ACTIONS TO TAKE:
#1 In the analysis of heat engine costs, the financial benefits of which zero-carbon technology are OHEs assumed to share?
#2 In the records, rewrite the lines between the one holding "Annotate this image: element" and the one holding "square-d2[interactable] [155,289,203,332]", inclusive, with "interactable" changed to "clickable" and everything else left as it is.

EXTRACT TO READ:
* start *
The techno-economic analysis model is employed to identify the economic viable heat engine cost under different situations for low-grade heat utilization. The contribution margin is optimized by sending the electricity into the electrolyzer for hydrogen production when the conversion value of hydrogen is higher than the selling price of electricity. The implementation of time-of-use electricity price policy in China leads to real-time optimization [37]. As a novel “heat to electricity” technology, the financial preferential policies on taxes and subsidies for OHE are pending. We assumed that OHEs enjoy the same financial benefits as biomass power generation which are also zero carbon technologies with commercial scale and the preference of income tax and value added tax is also applied. The main input variables for following calculation are summarized in Table 2.
* end *
RECORDS:
* start *
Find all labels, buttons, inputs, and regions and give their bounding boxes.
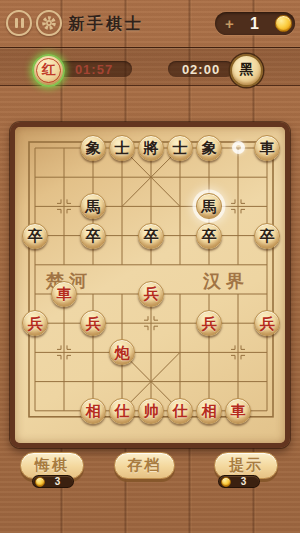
* end *
* start *
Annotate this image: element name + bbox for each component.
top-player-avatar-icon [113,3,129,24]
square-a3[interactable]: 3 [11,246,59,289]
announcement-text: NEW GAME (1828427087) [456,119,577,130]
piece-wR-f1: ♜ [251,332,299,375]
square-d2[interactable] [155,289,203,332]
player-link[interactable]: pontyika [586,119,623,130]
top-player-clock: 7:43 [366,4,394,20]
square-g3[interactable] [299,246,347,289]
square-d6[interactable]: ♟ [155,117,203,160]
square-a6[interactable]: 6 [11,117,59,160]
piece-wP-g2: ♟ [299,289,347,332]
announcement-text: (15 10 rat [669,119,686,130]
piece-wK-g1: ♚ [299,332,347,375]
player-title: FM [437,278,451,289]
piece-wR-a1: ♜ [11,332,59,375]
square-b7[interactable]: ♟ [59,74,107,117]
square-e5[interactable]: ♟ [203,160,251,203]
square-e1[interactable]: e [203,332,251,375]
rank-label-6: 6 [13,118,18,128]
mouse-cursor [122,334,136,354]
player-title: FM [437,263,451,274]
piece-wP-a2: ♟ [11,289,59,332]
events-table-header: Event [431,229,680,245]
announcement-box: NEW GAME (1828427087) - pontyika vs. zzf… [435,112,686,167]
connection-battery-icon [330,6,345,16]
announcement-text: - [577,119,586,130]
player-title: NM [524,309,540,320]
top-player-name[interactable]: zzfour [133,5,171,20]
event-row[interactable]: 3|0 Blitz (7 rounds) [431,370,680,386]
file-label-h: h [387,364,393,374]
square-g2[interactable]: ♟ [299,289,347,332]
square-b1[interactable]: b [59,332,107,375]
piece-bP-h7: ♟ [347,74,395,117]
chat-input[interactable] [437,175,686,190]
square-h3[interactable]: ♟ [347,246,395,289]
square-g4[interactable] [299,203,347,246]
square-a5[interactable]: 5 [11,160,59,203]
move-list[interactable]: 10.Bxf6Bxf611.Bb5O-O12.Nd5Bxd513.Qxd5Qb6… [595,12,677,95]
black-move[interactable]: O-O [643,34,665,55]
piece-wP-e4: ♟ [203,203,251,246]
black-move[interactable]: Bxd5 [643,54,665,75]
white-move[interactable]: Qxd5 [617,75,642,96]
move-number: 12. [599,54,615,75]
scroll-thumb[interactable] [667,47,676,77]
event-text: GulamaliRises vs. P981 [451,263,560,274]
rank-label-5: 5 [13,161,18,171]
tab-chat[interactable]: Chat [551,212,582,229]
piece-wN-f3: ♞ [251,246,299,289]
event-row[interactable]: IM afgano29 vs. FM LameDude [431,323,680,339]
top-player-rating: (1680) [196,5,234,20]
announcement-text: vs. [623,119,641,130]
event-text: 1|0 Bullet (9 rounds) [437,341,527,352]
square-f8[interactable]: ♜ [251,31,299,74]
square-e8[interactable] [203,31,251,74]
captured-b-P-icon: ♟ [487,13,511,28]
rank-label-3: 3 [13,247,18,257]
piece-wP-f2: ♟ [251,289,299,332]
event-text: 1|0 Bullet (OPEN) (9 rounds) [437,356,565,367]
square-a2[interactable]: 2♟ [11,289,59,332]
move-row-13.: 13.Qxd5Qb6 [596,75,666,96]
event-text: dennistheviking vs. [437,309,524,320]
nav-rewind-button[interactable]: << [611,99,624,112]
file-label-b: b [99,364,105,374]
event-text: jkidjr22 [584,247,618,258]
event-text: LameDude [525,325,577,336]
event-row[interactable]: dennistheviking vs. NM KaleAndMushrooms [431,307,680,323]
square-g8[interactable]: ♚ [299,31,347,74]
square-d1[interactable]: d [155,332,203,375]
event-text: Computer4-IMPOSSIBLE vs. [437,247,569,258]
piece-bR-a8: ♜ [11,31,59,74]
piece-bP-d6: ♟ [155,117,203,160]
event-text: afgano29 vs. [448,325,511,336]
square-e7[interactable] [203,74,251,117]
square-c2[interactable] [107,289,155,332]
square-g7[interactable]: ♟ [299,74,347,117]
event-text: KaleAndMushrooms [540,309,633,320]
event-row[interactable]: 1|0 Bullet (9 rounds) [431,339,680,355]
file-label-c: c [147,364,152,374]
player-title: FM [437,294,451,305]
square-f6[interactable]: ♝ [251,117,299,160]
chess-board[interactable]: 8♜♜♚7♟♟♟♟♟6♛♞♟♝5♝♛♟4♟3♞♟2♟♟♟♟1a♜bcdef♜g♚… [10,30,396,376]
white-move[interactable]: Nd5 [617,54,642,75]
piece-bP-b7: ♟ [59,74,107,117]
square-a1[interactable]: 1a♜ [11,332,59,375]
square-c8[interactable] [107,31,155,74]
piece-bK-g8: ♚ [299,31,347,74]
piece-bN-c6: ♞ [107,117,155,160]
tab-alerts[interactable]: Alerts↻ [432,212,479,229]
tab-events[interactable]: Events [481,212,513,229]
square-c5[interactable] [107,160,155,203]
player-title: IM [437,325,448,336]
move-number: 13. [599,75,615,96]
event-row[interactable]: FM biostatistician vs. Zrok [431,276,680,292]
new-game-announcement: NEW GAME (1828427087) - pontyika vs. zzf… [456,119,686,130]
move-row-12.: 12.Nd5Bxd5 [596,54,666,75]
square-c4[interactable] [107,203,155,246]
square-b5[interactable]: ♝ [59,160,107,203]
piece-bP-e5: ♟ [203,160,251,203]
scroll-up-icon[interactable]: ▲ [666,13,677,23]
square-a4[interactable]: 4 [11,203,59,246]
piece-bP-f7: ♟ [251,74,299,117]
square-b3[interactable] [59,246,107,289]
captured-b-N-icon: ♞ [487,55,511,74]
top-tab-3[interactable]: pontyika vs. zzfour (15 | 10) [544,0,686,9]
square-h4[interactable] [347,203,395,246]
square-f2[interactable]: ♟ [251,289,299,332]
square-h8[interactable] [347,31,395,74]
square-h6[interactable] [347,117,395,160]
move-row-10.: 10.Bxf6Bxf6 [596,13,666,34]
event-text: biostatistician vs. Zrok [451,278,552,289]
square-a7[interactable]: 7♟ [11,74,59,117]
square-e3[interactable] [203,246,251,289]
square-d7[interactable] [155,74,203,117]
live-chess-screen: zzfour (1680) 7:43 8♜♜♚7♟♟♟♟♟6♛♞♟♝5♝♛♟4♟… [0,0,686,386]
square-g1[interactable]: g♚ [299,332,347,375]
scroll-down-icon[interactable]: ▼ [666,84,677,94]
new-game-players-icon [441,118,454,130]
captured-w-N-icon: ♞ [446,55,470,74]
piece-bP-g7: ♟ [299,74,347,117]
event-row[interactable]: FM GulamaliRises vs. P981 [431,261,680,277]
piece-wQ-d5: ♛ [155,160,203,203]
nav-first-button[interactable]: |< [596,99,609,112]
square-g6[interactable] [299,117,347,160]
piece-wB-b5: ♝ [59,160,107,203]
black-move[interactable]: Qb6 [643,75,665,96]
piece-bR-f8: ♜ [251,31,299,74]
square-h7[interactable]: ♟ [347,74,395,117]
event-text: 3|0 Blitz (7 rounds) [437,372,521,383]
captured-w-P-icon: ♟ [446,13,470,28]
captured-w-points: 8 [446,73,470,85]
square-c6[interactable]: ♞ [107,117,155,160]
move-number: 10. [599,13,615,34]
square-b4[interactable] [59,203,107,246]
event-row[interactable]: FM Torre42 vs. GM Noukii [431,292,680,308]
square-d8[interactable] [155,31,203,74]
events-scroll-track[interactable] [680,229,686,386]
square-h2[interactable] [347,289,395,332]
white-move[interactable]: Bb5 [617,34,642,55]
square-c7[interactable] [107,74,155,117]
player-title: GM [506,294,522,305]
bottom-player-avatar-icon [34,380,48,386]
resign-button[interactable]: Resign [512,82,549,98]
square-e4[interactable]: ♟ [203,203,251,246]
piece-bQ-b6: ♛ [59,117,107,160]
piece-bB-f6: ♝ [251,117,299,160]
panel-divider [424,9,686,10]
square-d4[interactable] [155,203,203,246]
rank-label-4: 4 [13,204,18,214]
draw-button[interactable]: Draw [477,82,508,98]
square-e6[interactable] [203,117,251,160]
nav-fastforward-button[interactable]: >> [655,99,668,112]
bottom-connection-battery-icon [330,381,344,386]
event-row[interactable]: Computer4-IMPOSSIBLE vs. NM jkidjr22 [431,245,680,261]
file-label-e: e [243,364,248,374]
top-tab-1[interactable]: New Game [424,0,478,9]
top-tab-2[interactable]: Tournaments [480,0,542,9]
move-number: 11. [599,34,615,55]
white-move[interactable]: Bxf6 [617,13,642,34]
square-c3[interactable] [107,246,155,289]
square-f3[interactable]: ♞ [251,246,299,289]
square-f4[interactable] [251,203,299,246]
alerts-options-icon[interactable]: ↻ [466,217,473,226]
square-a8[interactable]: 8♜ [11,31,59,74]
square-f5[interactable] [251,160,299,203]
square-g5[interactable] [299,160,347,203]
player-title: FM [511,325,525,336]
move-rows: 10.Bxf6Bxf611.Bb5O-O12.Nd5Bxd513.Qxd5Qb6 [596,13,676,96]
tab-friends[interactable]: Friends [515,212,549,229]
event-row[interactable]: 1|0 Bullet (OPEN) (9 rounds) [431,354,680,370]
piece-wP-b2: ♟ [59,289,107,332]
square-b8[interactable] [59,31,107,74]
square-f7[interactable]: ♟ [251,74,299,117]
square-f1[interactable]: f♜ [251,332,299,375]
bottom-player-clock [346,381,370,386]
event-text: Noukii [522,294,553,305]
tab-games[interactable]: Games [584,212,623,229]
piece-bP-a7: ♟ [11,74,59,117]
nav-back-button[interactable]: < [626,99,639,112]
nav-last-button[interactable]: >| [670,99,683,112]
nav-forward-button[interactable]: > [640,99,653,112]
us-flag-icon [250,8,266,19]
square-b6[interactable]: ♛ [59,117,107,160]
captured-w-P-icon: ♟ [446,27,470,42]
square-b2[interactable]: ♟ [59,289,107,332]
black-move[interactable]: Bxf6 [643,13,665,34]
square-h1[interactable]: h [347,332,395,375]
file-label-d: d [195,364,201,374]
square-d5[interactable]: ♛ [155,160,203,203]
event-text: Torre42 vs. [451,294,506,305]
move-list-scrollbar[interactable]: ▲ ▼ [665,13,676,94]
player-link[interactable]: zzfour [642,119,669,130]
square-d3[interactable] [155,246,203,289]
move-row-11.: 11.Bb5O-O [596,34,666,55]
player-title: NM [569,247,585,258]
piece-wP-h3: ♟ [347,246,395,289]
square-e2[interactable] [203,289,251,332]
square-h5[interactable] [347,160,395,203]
* end *
TASK RESPONSES:
#1 Biomass power generation

#2
Annotate this image: element name + bbox for each component.
top-player-avatar-icon [113,3,129,24]
square-a3[clickable]: 3 [11,246,59,289]
announcement-text: NEW GAME (1828427087) [456,119,577,130]
piece-wR-f1: ♜ [251,332,299,375]
square-d2[clickable] [155,289,203,332]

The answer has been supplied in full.